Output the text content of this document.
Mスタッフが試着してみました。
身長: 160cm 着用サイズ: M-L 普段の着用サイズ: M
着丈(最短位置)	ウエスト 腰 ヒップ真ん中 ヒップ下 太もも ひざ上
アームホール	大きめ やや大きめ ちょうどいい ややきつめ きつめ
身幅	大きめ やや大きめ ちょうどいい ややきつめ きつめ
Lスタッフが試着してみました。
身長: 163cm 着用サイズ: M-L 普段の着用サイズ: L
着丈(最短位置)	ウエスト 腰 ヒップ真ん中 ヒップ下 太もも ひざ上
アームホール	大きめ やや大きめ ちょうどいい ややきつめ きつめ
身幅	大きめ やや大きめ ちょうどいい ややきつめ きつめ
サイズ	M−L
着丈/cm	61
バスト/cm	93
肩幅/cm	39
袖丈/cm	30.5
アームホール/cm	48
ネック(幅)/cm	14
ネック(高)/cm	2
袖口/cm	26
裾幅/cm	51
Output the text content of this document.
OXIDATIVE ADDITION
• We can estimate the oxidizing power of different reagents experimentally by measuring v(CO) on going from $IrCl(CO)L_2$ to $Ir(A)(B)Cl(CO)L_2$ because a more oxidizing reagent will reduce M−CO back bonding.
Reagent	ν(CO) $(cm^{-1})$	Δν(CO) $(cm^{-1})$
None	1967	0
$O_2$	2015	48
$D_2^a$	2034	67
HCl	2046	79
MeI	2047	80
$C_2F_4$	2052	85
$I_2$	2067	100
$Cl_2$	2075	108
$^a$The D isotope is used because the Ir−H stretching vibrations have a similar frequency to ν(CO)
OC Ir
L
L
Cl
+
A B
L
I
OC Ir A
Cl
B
===============
• [WHAT YOU WILL DO]
From the preceding material, extract every line exactly.

• [OUTPUT BELOW]
Output the text content of this document.
Mスタッフが試着してみました。
身長: 160cm 着用サイズ: M-L 普段の着用サイズ: M
着丈(最短位置)	ウエスト 腰 ヒップ真ん中 ヒップ下 太もも ひざ上
アームホール	大きめ やや大きめ ちょうどいい ややきつめ きつめ
身幅	大きめ やや大きめ ちょうどいい ややきつめ きつめ
Lスタッフが試着してみました。
身長: 163cm 着用サイズ: M-L 普段の着用サイズ: L
着丈(最短位置)	ウエスト 腰 ヒップ真ん中 ヒップ下 太もも ひざ上
アームホール	大きめ やや大きめ ちょうどいい ややきつめ きつめ
身幅	大きめ やや大きめ ちょうどいい ややきつめ きつめ
サイズ	M−L
着丈/cm	61
バスト/cm	93
肩幅/cm	39
袖丈/cm	30.5
アームホール/cm	48
ネック(幅)/cm	14
ネック(高)/cm	2
袖口/cm	26
裾幅/cm	51
Output the text content of this document.
OXIDATIVE ADDITION
• We can estimate the oxidizing power of different reagents experimentally by measuring v(CO) on going from $IrCl(CO)L_2$ to $Ir(A)(B)Cl(CO)L_2$ because a more oxidizing reagent will reduce M−CO back bonding.
Reagent	ν(CO) $(cm^{-1})$	Δν(CO) $(cm^{-1})$
None	1967	0
$O_2$	2015	48
$D_2^a$	2034	67
HCl	2046	79
MeI	2047	80
$C_2F_4$	2052	85
$I_2$	2067	100
$Cl_2$	2075	108
$^a$The D isotope is used because the Ir−H stretching vibrations have a similar frequency to ν(CO)
OC Ir
L
L
Cl
+
A B
L
I
OC Ir A
Cl
B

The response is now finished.